### SET TASK
Take the material below and retype it in full; pictures are left out.

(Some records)
________

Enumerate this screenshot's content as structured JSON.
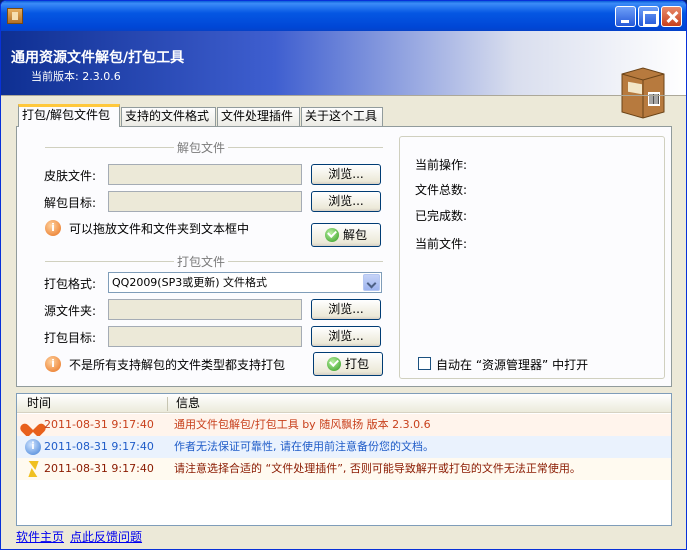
{
  "header": {
    "title": "通用资源文件解包/打包工具",
    "version": "当前版本: 2.3.0.6"
  },
  "tabs": [
    {
      "label": "打包/解包文件包",
      "active": true
    },
    {
      "label": "支持的文件格式",
      "active": false
    },
    {
      "label": "文件处理插件",
      "active": false
    },
    {
      "label": "关于这个工具",
      "active": false
    }
  ],
  "unpack": {
    "legend": "解包文件",
    "skin_file_label": "皮肤文件:",
    "target_label": "解包目标:",
    "browse_label": "浏览...",
    "hint": "可以拖放文件和文件夹到文本框中",
    "unpack_button": "解包",
    "skin_file_value": "",
    "target_value": ""
  },
  "pack": {
    "legend": "打包文件",
    "format_label": "打包格式:",
    "format_value": "QQ2009(SP3或更新) 文件格式",
    "source_label": "源文件夹:",
    "target_label": "打包目标:",
    "browse_label": "浏览...",
    "hint": "不是所有支持解包的文件类型都支持打包",
    "pack_button": "打包",
    "source_value": "",
    "target_value": ""
  },
  "status": {
    "current_op_label": "当前操作:",
    "total_files_label": "文件总数:",
    "done_label": "已完成数:",
    "current_file_label": "当前文件:",
    "auto_open_label": "自动在 “资源管理器” 中打开",
    "auto_open_checked": false
  },
  "log": {
    "columns": [
      "时间",
      "信息"
    ],
    "rows": [
      {
        "icon": "heart-icon",
        "time": "2011-08-31 9:17:40",
        "message": "通用文件包解包/打包工具 by 随风飘扬 版本 2.3.0.6",
        "color": "#c8401c",
        "bg": "#fff4ec"
      },
      {
        "icon": "info-icon",
        "time": "2011-08-31 9:17:40",
        "message": "作者无法保证可靠性, 请在使用前注意备份您的文档。",
        "color": "#1f5cc8",
        "bg": "#eaf2fd"
      },
      {
        "icon": "lightning-icon",
        "time": "2011-08-31 9:17:40",
        "message": "请注意选择合适的 “文件处理插件”, 否则可能导致解开或打包的文件无法正常使用。",
        "color": "#8a1a00",
        "bg": "#fffaf0"
      }
    ]
  },
  "footer": {
    "home_link": "软件主页",
    "feedback_link": "点此反馈问题"
  },
  "colors": {
    "titlebar": "#0046d5",
    "accent_tab": "#ffc83c",
    "link": "#0000ee"
  }
}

________

### EXPECTED ANSWER
Enumerate this screenshot's content as structured JSON.
{
  "header": {
    "title": "通用资源文件解包/打包工具",
    "version": "当前版本: 2.3.0.6"
  },
  "tabs": [
    {
      "label": "打包/解包文件包",
      "active": true
    },
    {
      "label": "支持的文件格式",
      "active": false
    },
    {
      "label": "文件处理插件",
      "active": false
    },
    {
      "label": "关于这个工具",
      "active": false
    }
  ],
  "unpack": {
    "legend": "解包文件",
    "skin_file_label": "皮肤文件:",
    "target_label": "解包目标:",
    "browse_label": "浏览...",
    "hint": "可以拖放文件和文件夹到文本框中",
    "unpack_button": "解包",
    "skin_file_value": "",
    "target_value": ""
  },
  "pack": {
    "legend": "打包文件",
    "format_label": "打包格式:",
    "format_value": "QQ2009(SP3或更新) 文件格式",
    "source_label": "源文件夹:",
    "target_label": "打包目标:",
    "browse_label": "浏览...",
    "hint": "不是所有支持解包的文件类型都支持打包",
    "pack_button": "打包",
    "source_value": "",
    "target_value": ""
  },
  "status": {
    "current_op_label": "当前操作:",
    "total_files_label": "文件总数:",
    "done_label": "已完成数:",
    "current_file_label": "当前文件:",
    "auto_open_label": "自动在 “资源管理器” 中打开",
    "auto_open_checked": false
  },
  "log": {
    "columns": [
      "时间",
      "信息"
    ],
    "rows": [
      {
        "icon": "heart-icon",
        "time": "2011-08-31 9:17:40",
        "message": "通用文件包解包/打包工具 by 随风飘扬 版本 2.3.0.6",
        "color": "#c8401c",
        "bg": "#fff4ec"
      },
      {
        "icon": "info-icon",
        "time": "2011-08-31 9:17:40",
        "message": "作者无法保证可靠性, 请在使用前注意备份您的文档。",
        "color": "#1f5cc8",
        "bg": "#eaf2fd"
      },
      {
        "icon": "lightning-icon",
        "time": "2011-08-31 9:17:40",
        "message": "请注意选择合适的 “文件处理插件”, 否则可能导致解开或打包的文件无法正常使用。",
        "color": "#8a1a00",
        "bg": "#fffaf0"
      }
    ]
  },
  "footer": {
    "home_link": "软件主页",
    "feedback_link": "点此反馈问题"
  },
  "colors": {
    "titlebar": "#0046d5",
    "accent_tab": "#ffc83c",
    "link": "#0000ee"
  }
}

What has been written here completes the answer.